## [Problem to work on]
Pick out every line of the entries below where "radial" occurs, and copy those lines.

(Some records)
====
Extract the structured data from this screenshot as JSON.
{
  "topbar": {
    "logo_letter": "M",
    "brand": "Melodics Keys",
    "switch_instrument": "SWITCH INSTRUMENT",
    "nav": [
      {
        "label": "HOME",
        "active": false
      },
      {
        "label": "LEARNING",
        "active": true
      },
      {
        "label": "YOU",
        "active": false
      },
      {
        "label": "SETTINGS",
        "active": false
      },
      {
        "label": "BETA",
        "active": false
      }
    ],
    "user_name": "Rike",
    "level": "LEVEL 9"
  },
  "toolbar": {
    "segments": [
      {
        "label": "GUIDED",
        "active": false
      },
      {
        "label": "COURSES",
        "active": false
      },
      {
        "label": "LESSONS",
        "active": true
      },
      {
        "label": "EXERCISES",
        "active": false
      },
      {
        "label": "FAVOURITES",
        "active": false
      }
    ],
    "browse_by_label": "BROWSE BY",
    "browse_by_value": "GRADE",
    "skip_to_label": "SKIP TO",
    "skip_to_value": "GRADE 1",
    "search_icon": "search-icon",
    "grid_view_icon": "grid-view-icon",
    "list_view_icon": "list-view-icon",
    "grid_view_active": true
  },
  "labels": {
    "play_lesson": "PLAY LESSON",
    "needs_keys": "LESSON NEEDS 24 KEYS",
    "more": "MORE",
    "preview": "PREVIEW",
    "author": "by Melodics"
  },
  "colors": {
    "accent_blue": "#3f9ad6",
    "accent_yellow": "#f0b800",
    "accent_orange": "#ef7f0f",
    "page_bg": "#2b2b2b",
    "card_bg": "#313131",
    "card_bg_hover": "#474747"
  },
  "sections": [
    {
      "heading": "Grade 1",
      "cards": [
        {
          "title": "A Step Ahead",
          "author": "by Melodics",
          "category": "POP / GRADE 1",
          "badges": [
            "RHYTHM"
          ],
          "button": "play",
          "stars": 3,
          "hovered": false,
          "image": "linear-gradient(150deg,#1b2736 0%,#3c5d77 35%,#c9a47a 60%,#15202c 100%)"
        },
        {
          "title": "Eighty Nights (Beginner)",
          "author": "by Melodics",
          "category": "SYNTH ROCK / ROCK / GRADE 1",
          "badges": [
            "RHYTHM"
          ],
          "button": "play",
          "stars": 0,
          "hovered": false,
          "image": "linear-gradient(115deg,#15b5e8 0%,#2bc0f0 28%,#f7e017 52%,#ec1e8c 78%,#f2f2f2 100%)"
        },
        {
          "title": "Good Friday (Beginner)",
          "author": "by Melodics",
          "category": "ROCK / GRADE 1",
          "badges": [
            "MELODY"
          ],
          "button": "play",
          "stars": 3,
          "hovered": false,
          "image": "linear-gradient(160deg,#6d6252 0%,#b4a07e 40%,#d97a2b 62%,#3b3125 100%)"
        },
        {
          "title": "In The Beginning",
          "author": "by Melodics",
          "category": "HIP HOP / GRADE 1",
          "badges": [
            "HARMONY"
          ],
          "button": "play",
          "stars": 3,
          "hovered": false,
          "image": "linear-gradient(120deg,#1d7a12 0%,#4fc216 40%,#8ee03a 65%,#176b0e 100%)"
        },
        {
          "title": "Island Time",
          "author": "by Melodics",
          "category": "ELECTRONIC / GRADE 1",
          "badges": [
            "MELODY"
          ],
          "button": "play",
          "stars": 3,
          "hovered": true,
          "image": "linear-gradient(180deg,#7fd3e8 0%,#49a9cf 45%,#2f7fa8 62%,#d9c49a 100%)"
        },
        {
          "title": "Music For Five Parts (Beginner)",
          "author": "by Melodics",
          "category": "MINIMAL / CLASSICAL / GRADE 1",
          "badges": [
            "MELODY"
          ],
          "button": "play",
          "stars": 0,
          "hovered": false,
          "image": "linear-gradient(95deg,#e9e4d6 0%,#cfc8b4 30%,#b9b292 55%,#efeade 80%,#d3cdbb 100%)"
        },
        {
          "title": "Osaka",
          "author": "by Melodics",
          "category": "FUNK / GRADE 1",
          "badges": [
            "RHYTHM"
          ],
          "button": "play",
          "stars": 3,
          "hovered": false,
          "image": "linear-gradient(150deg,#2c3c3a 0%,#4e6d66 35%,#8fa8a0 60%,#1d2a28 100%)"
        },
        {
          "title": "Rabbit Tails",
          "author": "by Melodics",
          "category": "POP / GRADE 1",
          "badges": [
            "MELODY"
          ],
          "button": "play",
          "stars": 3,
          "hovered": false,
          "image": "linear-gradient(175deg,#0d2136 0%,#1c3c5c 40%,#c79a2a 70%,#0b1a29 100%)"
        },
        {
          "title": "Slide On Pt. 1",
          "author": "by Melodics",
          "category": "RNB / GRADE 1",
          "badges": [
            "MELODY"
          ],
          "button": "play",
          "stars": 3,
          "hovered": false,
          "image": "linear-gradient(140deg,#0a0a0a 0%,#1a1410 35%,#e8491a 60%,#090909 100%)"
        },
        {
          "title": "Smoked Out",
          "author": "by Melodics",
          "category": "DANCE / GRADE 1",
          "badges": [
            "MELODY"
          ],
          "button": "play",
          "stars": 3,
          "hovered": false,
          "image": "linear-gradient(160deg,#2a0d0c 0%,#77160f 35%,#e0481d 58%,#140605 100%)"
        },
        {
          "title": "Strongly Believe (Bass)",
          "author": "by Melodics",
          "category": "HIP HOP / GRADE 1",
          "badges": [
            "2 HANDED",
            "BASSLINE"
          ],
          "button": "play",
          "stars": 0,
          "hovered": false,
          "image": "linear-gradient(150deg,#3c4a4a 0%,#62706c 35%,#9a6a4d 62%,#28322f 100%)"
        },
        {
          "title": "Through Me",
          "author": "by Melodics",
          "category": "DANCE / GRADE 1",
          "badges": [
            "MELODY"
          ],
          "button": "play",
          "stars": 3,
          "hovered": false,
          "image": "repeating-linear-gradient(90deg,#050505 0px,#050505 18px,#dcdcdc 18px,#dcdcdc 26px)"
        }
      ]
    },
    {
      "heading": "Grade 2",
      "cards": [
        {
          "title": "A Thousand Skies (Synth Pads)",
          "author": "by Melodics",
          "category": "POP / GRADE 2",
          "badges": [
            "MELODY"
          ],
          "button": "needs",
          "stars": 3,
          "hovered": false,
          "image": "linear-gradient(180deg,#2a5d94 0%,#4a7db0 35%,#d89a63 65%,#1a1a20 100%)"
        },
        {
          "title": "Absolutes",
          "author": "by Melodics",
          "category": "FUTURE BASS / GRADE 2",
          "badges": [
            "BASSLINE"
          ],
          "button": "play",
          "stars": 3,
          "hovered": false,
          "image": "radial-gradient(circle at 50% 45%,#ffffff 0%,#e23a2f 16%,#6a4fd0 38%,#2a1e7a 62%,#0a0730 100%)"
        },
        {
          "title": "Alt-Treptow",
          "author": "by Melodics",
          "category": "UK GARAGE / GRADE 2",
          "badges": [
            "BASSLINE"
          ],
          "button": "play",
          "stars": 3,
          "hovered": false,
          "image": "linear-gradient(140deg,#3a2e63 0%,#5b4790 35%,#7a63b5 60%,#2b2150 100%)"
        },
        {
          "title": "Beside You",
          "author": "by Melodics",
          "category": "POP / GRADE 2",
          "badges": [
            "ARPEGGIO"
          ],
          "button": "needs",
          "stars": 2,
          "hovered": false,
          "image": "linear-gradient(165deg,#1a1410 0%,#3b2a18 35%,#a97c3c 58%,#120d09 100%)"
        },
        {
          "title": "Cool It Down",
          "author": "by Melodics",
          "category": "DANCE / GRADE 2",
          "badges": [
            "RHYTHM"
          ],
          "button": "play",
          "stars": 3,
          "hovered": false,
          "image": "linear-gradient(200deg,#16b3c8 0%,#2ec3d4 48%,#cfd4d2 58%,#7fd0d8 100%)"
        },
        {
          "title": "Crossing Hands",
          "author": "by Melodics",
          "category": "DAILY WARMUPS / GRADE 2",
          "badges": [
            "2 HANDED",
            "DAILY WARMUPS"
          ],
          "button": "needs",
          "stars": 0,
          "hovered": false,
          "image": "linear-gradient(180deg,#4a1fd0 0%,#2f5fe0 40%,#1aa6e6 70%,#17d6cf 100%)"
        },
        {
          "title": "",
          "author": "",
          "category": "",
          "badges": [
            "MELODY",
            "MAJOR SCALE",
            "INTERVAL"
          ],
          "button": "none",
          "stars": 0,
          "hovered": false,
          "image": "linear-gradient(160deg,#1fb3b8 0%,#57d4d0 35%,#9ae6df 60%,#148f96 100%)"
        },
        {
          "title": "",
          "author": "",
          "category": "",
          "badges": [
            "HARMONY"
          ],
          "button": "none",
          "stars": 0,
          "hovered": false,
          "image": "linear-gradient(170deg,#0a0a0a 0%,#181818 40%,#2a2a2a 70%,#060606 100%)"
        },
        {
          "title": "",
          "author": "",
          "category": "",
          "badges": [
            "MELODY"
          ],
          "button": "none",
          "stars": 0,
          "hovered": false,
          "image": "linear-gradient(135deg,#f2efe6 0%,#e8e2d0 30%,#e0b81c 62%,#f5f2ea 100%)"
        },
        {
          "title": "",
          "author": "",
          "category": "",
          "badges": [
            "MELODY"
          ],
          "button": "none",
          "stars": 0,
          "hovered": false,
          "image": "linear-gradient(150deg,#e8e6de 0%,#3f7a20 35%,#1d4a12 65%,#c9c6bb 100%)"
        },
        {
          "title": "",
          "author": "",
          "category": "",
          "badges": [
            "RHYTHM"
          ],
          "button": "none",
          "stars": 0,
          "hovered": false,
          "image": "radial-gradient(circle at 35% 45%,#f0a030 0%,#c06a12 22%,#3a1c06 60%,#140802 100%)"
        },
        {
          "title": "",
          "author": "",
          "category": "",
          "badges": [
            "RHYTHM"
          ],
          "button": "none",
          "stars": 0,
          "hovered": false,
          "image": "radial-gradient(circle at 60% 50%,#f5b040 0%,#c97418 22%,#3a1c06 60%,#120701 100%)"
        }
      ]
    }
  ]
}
====
## [Response]
          "image": "radial-gradient(circle at 50% 45%,#ffffff 0%,#e23a2f 16%,#6a4fd0 38%,#2a1e7a 62%,#0a0730 100%)"
          "image": "radial-gradient(circle at 35% 45%,#f0a030 0%,#c06a12 22%,#3a1c06 60%,#140802 100%)"
          "image": "radial-gradient(circle at 60% 50%,#f5b040 0%,#c97418 22%,#3a1c06 60%,#120701 100%)"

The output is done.